> _AIM_: Repeat every line below exactly as it reads.

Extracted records
_ _ _

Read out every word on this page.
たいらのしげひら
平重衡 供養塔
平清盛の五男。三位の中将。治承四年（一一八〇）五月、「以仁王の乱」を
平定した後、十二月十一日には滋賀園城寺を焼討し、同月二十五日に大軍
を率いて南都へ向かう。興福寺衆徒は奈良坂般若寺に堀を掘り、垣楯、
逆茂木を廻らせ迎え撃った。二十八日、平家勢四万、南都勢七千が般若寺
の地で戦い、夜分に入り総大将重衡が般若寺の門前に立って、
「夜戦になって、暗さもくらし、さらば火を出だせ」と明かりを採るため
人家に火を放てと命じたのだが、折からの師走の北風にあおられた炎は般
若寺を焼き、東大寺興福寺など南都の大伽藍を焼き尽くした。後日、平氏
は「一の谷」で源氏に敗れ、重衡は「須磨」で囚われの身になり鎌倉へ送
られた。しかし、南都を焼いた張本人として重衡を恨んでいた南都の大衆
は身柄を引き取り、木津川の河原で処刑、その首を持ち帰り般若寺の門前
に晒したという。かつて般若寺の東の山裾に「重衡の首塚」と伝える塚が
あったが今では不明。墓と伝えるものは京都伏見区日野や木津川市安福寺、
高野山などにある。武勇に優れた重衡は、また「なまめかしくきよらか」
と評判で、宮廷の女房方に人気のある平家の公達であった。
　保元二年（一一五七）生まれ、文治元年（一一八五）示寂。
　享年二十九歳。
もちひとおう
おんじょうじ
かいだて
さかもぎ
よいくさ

_ _ _

> _COMPLETE RESPONSE_:
Read out every word on this page.
たいらのしげひら
平重衡 供養塔
平清盛の五男。三位の中将。治承四年（一一八〇）五月、「以仁王の乱」を
平定した後、十二月十一日には滋賀園城寺を焼討し、同月二十五日に大軍
を率いて南都へ向かう。興福寺衆徒は奈良坂般若寺に堀を掘り、垣楯、
逆茂木を廻らせ迎え撃った。二十八日、平家勢四万、南都勢七千が般若寺
の地で戦い、夜分に入り総大将重衡が般若寺の門前に立って、
「夜戦になって、暗さもくらし、さらば火を出だせ」と明かりを採るため
人家に火を放てと命じたのだが、折からの師走の北風にあおられた炎は般
若寺を焼き、東大寺興福寺など南都の大伽藍を焼き尽くした。後日、平氏
は「一の谷」で源氏に敗れ、重衡は「須磨」で囚われの身になり鎌倉へ送
られた。しかし、南都を焼いた張本人として重衡を恨んでいた南都の大衆
は身柄を引き取り、木津川の河原で処刑、その首を持ち帰り般若寺の門前
に晒したという。かつて般若寺の東の山裾に「重衡の首塚」と伝える塚が
あったが今では不明。墓と伝えるものは京都伏見区日野や木津川市安福寺、
高野山などにある。武勇に優れた重衡は、また「なまめかしくきよらか」
と評判で、宮廷の女房方に人気のある平家の公達であった。
　保元二年（一一五七）生まれ、文治元年（一一八五）示寂。
　享年二十九歳。
もちひとおう
おんじょうじ
かいだて
さかもぎ
よいくさ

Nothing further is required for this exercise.